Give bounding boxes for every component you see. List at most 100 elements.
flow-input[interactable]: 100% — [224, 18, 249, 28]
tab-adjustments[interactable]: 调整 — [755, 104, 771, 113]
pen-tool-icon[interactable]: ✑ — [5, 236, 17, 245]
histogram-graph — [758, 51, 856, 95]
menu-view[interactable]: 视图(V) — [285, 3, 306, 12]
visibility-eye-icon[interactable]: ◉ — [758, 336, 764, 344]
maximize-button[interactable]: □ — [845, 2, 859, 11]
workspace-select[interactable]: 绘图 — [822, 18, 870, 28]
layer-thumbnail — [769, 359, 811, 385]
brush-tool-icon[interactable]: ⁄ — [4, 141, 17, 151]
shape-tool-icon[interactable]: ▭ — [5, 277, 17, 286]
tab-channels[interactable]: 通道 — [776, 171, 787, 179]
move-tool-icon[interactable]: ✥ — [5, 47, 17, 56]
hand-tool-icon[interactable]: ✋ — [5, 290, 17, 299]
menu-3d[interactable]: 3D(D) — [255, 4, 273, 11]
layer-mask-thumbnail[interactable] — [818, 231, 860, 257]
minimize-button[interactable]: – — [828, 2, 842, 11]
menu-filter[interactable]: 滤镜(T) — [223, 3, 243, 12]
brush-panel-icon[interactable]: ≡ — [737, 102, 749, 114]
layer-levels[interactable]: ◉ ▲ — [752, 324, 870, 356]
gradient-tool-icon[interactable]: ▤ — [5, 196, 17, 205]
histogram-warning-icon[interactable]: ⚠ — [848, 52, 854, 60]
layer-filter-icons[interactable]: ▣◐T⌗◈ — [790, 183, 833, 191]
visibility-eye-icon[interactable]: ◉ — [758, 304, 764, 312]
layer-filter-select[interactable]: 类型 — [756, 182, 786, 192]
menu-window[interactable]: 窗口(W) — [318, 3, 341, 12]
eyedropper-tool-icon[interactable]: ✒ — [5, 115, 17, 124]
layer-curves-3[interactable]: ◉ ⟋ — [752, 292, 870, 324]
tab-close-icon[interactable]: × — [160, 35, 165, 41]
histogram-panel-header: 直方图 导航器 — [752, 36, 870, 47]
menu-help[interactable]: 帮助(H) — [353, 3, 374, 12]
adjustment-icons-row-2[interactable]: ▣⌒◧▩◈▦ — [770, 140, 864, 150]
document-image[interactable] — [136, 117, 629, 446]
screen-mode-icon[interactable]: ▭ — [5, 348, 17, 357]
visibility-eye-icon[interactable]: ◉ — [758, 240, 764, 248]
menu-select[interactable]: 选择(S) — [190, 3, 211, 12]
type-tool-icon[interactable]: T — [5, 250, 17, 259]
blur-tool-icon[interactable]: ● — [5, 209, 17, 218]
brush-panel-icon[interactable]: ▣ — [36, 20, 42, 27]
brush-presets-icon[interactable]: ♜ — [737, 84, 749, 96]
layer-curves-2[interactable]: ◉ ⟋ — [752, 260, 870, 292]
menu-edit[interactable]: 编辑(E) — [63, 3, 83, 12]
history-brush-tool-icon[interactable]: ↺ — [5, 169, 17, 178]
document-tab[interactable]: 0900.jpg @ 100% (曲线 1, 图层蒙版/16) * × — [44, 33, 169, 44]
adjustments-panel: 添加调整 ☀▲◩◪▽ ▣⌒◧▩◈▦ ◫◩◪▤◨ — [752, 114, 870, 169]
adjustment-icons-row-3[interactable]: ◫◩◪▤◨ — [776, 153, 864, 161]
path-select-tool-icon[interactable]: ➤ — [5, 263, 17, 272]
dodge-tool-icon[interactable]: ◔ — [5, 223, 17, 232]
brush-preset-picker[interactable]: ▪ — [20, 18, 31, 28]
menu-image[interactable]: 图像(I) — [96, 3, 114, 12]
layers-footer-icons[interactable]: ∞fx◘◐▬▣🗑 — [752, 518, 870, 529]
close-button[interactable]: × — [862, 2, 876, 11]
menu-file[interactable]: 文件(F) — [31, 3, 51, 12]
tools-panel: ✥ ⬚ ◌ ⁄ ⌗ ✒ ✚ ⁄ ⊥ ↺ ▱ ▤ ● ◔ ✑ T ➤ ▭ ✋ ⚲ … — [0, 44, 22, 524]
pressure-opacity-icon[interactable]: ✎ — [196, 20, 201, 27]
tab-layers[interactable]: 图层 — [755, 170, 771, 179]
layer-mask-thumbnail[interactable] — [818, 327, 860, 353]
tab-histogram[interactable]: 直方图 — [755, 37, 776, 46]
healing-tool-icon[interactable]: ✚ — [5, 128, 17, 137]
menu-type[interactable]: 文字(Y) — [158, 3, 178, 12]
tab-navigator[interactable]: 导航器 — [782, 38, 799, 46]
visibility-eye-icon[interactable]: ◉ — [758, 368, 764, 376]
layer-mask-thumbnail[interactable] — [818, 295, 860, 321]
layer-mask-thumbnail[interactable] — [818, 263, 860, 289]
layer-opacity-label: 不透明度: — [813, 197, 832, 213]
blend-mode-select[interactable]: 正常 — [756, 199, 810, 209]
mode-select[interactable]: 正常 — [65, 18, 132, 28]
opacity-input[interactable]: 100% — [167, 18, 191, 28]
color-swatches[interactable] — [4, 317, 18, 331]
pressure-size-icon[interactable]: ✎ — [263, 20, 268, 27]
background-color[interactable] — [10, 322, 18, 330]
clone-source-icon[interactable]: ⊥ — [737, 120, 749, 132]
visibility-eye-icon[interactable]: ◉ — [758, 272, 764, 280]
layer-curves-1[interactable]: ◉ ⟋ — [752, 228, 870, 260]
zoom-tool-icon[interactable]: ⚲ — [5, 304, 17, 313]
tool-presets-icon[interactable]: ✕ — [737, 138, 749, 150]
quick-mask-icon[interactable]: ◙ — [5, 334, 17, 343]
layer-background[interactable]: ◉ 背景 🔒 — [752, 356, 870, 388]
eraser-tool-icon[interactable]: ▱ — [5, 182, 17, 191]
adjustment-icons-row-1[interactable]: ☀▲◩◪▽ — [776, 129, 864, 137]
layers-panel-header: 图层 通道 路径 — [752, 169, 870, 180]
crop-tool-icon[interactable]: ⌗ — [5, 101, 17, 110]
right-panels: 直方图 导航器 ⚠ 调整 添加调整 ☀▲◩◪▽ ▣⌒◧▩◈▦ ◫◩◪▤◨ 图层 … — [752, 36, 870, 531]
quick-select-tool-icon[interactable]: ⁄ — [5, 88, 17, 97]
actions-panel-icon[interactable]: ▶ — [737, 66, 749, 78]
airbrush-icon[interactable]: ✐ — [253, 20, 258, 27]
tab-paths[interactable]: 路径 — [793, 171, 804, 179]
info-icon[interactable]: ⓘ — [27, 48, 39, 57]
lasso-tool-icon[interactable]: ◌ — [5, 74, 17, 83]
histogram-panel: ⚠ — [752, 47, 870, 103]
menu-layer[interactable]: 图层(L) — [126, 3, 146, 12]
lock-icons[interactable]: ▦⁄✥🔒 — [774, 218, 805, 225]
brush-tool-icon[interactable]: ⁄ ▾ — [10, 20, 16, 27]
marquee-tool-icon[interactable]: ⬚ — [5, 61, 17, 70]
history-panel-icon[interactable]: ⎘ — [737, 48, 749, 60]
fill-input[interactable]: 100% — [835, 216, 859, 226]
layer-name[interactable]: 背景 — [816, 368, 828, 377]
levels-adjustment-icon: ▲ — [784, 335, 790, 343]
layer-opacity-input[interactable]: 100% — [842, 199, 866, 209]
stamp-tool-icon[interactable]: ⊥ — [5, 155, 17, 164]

^^^^^^^^

What is required: Can you copy every line above word for word, in the same order and with nothing changed?

Full answer:
Give bounding boxes for every component you see. List at most 100 elements.
flow-input[interactable]: 100% — [224, 18, 249, 28]
tab-adjustments[interactable]: 调整 — [755, 104, 771, 113]
pen-tool-icon[interactable]: ✑ — [5, 236, 17, 245]
histogram-graph — [758, 51, 856, 95]
menu-view[interactable]: 视图(V) — [285, 3, 306, 12]
visibility-eye-icon[interactable]: ◉ — [758, 336, 764, 344]
maximize-button[interactable]: □ — [845, 2, 859, 11]
workspace-select[interactable]: 绘图 — [822, 18, 870, 28]
layer-thumbnail — [769, 359, 811, 385]
brush-tool-icon[interactable]: ⁄ — [4, 141, 17, 151]
shape-tool-icon[interactable]: ▭ — [5, 277, 17, 286]
tab-channels[interactable]: 通道 — [776, 171, 787, 179]
move-tool-icon[interactable]: ✥ — [5, 47, 17, 56]
hand-tool-icon[interactable]: ✋ — [5, 290, 17, 299]
menu-3d[interactable]: 3D(D) — [255, 4, 273, 11]
layer-mask-thumbnail[interactable] — [818, 231, 860, 257]
minimize-button[interactable]: – — [828, 2, 842, 11]
menu-filter[interactable]: 滤镜(T) — [223, 3, 243, 12]
brush-panel-icon[interactable]: ≡ — [737, 102, 749, 114]
layer-levels[interactable]: ◉ ▲ — [752, 324, 870, 356]
gradient-tool-icon[interactable]: ▤ — [5, 196, 17, 205]
histogram-warning-icon[interactable]: ⚠ — [848, 52, 854, 60]
layer-filter-icons[interactable]: ▣◐T⌗◈ — [790, 183, 833, 191]
visibility-eye-icon[interactable]: ◉ — [758, 304, 764, 312]
layer-filter-select[interactable]: 类型 — [756, 182, 786, 192]
menu-window[interactable]: 窗口(W) — [318, 3, 341, 12]
eyedropper-tool-icon[interactable]: ✒ — [5, 115, 17, 124]
layer-curves-3[interactable]: ◉ ⟋ — [752, 292, 870, 324]
tab-close-icon[interactable]: × — [160, 35, 165, 41]
histogram-panel-header: 直方图 导航器 — [752, 36, 870, 47]
menu-help[interactable]: 帮助(H) — [353, 3, 374, 12]
adjustment-icons-row-2[interactable]: ▣⌒◧▩◈▦ — [770, 140, 864, 150]
document-image[interactable] — [136, 117, 629, 446]
screen-mode-icon[interactable]: ▭ — [5, 348, 17, 357]
visibility-eye-icon[interactable]: ◉ — [758, 240, 764, 248]
menu-select[interactable]: 选择(S) — [190, 3, 211, 12]
type-tool-icon[interactable]: T — [5, 250, 17, 259]
blur-tool-icon[interactable]: ● — [5, 209, 17, 218]
brush-panel-icon[interactable]: ▣ — [36, 20, 42, 27]
brush-presets-icon[interactable]: ♜ — [737, 84, 749, 96]
layer-curves-2[interactable]: ◉ ⟋ — [752, 260, 870, 292]
menu-edit[interactable]: 编辑(E) — [63, 3, 83, 12]
history-brush-tool-icon[interactable]: ↺ — [5, 169, 17, 178]
document-tab[interactable]: 0900.jpg @ 100% (曲线 1, 图层蒙版/16) * × — [44, 33, 169, 44]
adjustments-panel: 添加调整 ☀▲◩◪▽ ▣⌒◧▩◈▦ ◫◩◪▤◨ — [752, 114, 870, 169]
adjustment-icons-row-3[interactable]: ◫◩◪▤◨ — [776, 153, 864, 161]
path-select-tool-icon[interactable]: ➤ — [5, 263, 17, 272]
dodge-tool-icon[interactable]: ◔ — [5, 223, 17, 232]
brush-preset-picker[interactable]: ▪ — [20, 18, 31, 28]
menu-image[interactable]: 图像(I) — [96, 3, 114, 12]
layers-footer-icons[interactable]: ∞fx◘◐▬▣🗑 — [752, 518, 870, 529]
close-button[interactable]: × — [862, 2, 876, 11]
menu-file[interactable]: 文件(F) — [31, 3, 51, 12]
tools-panel: ✥ ⬚ ◌ ⁄ ⌗ ✒ ✚ ⁄ ⊥ ↺ ▱ ▤ ● ◔ ✑ T ➤ ▭ ✋ ⚲ … — [0, 44, 22, 524]
pressure-opacity-icon[interactable]: ✎ — [196, 20, 201, 27]
tab-layers[interactable]: 图层 — [755, 170, 771, 179]
layer-mask-thumbnail[interactable] — [818, 327, 860, 353]
tab-histogram[interactable]: 直方图 — [755, 37, 776, 46]
healing-tool-icon[interactable]: ✚ — [5, 128, 17, 137]
menu-type[interactable]: 文字(Y) — [158, 3, 178, 12]
tab-navigator[interactable]: 导航器 — [782, 38, 799, 46]
visibility-eye-icon[interactable]: ◉ — [758, 368, 764, 376]
layer-mask-thumbnail[interactable] — [818, 295, 860, 321]
layer-mask-thumbnail[interactable] — [818, 263, 860, 289]
layer-opacity-label: 不透明度: — [813, 197, 832, 213]
blend-mode-select[interactable]: 正常 — [756, 199, 810, 209]
mode-select[interactable]: 正常 — [65, 18, 132, 28]
opacity-input[interactable]: 100% — [167, 18, 191, 28]
color-swatches[interactable] — [4, 317, 18, 331]
pressure-size-icon[interactable]: ✎ — [263, 20, 268, 27]
background-color[interactable] — [10, 322, 18, 330]
clone-source-icon[interactable]: ⊥ — [737, 120, 749, 132]
visibility-eye-icon[interactable]: ◉ — [758, 272, 764, 280]
layer-curves-1[interactable]: ◉ ⟋ — [752, 228, 870, 260]
zoom-tool-icon[interactable]: ⚲ — [5, 304, 17, 313]
tool-presets-icon[interactable]: ✕ — [737, 138, 749, 150]
quick-mask-icon[interactable]: ◙ — [5, 334, 17, 343]
layer-background[interactable]: ◉ 背景 🔒 — [752, 356, 870, 388]
eraser-tool-icon[interactable]: ▱ — [5, 182, 17, 191]
adjustment-icons-row-1[interactable]: ☀▲◩◪▽ — [776, 129, 864, 137]
layers-panel-header: 图层 通道 路径 — [752, 169, 870, 180]
crop-tool-icon[interactable]: ⌗ — [5, 101, 17, 110]
right-panels: 直方图 导航器 ⚠ 调整 添加调整 ☀▲◩◪▽ ▣⌒◧▩◈▦ ◫◩◪▤◨ 图层 … — [752, 36, 870, 531]
quick-select-tool-icon[interactable]: ⁄ — [5, 88, 17, 97]
actions-panel-icon[interactable]: ▶ — [737, 66, 749, 78]
airbrush-icon[interactable]: ✐ — [253, 20, 258, 27]
tab-paths[interactable]: 路径 — [793, 171, 804, 179]
info-icon[interactable]: ⓘ — [27, 48, 39, 57]
lasso-tool-icon[interactable]: ◌ — [5, 74, 17, 83]
histogram-panel: ⚠ — [752, 47, 870, 103]
menu-layer[interactable]: 图层(L) — [126, 3, 146, 12]
lock-icons[interactable]: ▦⁄✥🔒 — [774, 218, 805, 225]
brush-tool-icon[interactable]: ⁄ ▾ — [10, 20, 16, 27]
marquee-tool-icon[interactable]: ⬚ — [5, 61, 17, 70]
history-panel-icon[interactable]: ⎘ — [737, 48, 749, 60]
fill-input[interactable]: 100% — [835, 216, 859, 226]
layer-name[interactable]: 背景 — [816, 368, 828, 377]
levels-adjustment-icon: ▲ — [784, 335, 790, 343]
layer-opacity-input[interactable]: 100% — [842, 199, 866, 209]
stamp-tool-icon[interactable]: ⊥ — [5, 155, 17, 164]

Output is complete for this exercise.